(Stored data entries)
--------------------------------------------------
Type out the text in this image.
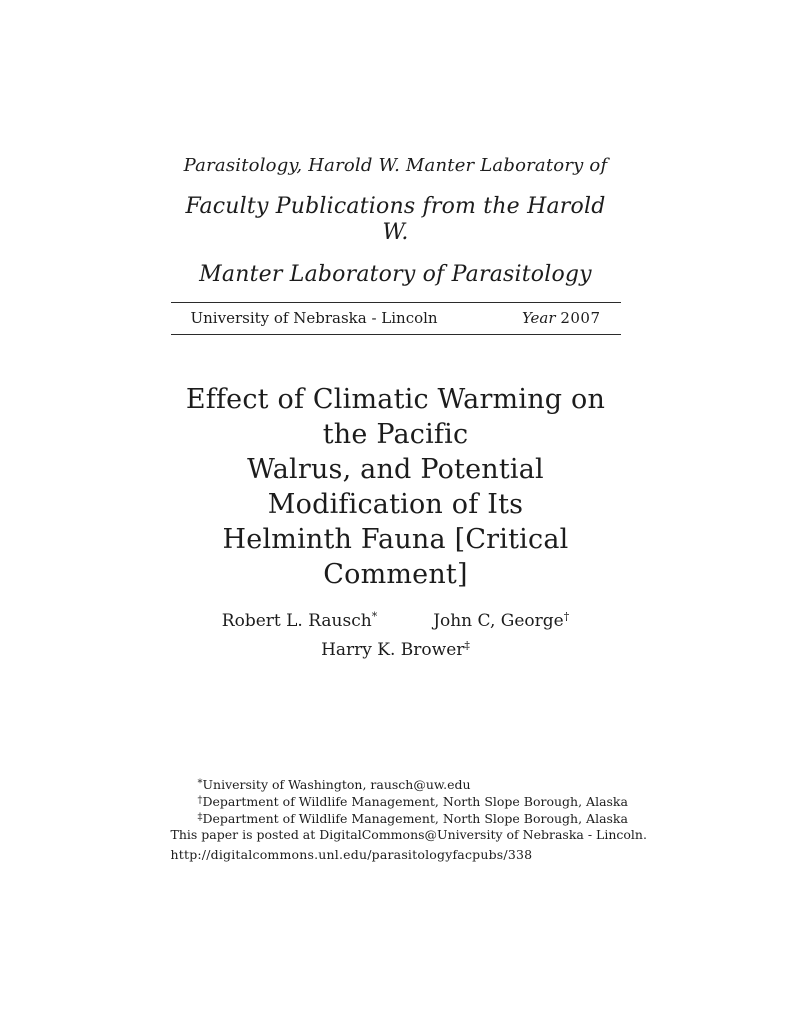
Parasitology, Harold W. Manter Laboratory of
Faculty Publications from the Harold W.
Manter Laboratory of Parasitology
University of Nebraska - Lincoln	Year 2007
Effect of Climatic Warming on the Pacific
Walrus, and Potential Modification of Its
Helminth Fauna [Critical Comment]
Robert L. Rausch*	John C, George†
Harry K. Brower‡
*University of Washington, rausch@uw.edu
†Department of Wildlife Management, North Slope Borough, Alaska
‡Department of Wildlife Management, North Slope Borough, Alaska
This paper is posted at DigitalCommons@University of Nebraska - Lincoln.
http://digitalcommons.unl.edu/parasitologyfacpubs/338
--------------------------------------------------
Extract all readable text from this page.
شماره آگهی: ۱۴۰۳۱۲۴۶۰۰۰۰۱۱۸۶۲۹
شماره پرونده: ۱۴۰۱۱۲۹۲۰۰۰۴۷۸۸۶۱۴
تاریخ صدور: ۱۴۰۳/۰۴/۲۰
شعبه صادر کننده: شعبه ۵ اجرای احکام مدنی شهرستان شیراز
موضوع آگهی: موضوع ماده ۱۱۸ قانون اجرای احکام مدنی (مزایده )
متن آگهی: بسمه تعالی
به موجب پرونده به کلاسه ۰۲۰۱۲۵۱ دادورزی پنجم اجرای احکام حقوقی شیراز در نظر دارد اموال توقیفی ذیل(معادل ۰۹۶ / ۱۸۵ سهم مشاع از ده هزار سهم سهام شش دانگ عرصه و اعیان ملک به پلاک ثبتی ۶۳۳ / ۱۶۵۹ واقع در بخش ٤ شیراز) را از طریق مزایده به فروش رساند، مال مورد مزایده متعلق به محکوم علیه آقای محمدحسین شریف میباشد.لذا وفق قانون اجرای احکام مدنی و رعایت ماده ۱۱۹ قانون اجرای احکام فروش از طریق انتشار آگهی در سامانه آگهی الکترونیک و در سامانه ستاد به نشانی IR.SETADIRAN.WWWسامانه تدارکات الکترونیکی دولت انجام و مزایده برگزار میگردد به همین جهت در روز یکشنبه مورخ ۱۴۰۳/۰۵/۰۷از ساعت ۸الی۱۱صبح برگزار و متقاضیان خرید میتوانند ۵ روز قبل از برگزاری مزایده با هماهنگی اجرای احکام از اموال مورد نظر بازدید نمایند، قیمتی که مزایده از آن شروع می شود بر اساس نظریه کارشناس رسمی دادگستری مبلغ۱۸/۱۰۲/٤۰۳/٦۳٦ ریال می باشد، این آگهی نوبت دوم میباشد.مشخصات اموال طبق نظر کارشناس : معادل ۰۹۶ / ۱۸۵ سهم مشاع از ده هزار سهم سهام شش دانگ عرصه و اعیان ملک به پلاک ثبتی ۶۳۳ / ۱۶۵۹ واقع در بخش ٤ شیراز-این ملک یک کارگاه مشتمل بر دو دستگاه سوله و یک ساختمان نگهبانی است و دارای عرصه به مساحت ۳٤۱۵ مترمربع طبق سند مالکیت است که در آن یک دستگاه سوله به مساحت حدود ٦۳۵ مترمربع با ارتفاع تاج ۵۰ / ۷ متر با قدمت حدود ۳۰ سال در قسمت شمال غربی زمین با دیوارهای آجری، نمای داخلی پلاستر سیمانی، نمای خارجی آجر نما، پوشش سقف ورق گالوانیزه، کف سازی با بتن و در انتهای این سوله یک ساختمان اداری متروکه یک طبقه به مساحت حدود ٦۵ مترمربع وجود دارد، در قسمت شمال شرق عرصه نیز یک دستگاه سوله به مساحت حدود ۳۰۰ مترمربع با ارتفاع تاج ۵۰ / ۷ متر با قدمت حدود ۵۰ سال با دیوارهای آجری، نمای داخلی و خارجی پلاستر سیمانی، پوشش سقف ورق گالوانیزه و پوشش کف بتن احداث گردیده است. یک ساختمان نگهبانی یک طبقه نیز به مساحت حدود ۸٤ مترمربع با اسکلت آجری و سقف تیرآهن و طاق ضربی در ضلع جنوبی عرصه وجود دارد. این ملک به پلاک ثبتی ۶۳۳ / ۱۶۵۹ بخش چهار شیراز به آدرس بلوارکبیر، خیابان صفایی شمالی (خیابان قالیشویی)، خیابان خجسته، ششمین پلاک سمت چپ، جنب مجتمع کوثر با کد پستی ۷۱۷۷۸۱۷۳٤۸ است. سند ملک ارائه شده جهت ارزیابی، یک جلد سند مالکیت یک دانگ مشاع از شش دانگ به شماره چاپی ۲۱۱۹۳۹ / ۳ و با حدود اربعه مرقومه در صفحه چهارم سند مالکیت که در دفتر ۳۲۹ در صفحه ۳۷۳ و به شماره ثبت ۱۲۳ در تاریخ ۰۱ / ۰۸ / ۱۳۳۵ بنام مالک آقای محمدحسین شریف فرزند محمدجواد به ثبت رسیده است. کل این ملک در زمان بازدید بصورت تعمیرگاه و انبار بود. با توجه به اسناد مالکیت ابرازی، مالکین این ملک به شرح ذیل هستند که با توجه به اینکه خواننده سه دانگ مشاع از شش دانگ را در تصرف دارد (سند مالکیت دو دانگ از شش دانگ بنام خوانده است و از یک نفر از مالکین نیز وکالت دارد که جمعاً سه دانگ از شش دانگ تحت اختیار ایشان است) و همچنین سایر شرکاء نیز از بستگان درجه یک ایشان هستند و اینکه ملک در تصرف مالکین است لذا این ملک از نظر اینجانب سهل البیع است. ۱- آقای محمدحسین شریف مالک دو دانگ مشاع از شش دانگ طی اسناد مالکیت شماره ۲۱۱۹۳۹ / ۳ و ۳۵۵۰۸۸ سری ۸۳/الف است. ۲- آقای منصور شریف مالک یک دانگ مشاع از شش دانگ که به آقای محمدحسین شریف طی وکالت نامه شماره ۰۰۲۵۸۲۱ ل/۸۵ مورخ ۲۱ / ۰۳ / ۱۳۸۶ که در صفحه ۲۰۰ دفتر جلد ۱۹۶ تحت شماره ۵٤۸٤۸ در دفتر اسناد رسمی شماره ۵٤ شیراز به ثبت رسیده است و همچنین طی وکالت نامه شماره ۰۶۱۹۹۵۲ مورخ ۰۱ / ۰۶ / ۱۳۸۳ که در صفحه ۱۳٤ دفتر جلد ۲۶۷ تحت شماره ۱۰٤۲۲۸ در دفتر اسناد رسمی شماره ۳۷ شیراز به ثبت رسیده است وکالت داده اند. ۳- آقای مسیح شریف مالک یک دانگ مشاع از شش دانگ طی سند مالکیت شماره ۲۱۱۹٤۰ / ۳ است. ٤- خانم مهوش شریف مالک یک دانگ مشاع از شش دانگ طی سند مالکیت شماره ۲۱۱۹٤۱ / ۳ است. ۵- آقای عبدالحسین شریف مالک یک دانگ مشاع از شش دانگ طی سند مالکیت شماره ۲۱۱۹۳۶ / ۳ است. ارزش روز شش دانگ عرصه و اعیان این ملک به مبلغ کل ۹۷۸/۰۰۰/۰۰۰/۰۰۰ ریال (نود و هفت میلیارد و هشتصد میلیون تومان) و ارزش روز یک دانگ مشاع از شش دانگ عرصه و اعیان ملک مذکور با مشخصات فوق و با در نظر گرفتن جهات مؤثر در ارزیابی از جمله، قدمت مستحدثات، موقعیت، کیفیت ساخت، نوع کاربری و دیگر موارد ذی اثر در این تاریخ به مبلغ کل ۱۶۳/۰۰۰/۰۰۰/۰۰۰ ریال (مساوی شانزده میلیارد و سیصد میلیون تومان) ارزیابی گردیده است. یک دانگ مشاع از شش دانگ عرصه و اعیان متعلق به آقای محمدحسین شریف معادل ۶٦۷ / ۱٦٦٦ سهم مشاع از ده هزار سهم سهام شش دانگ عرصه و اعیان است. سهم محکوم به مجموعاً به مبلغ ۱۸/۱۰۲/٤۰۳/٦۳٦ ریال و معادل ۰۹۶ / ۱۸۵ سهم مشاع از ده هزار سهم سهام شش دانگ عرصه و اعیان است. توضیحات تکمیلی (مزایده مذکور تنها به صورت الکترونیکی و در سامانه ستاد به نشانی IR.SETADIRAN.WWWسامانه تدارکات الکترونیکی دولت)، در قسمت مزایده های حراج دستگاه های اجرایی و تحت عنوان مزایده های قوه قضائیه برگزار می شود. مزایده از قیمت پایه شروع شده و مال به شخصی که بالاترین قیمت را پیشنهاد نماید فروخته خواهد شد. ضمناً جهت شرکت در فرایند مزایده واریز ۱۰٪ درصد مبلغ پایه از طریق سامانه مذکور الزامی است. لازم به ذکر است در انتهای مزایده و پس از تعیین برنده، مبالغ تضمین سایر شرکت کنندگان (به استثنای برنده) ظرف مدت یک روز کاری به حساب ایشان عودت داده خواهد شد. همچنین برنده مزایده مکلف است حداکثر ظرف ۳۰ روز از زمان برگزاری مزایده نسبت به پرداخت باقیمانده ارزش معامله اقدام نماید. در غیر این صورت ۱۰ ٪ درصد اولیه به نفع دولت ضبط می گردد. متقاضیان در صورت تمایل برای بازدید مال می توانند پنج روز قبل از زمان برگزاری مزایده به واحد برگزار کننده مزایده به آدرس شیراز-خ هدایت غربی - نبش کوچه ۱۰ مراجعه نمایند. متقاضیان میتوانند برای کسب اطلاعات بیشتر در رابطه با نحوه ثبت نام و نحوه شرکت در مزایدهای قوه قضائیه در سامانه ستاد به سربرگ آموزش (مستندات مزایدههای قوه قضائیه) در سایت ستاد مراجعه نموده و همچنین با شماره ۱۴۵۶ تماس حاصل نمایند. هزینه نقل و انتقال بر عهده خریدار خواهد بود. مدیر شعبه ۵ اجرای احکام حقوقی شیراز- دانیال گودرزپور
--------------------------------------------------
• _EXERCISE PROMPT_
Extract, from the listing above, every line where the string "Wildlife" occurs.

• _SOLUTION_
†Department of Wildlife Management, North Slope Borough, Alaska
‡Department of Wildlife Management, North Slope Borough, Alaska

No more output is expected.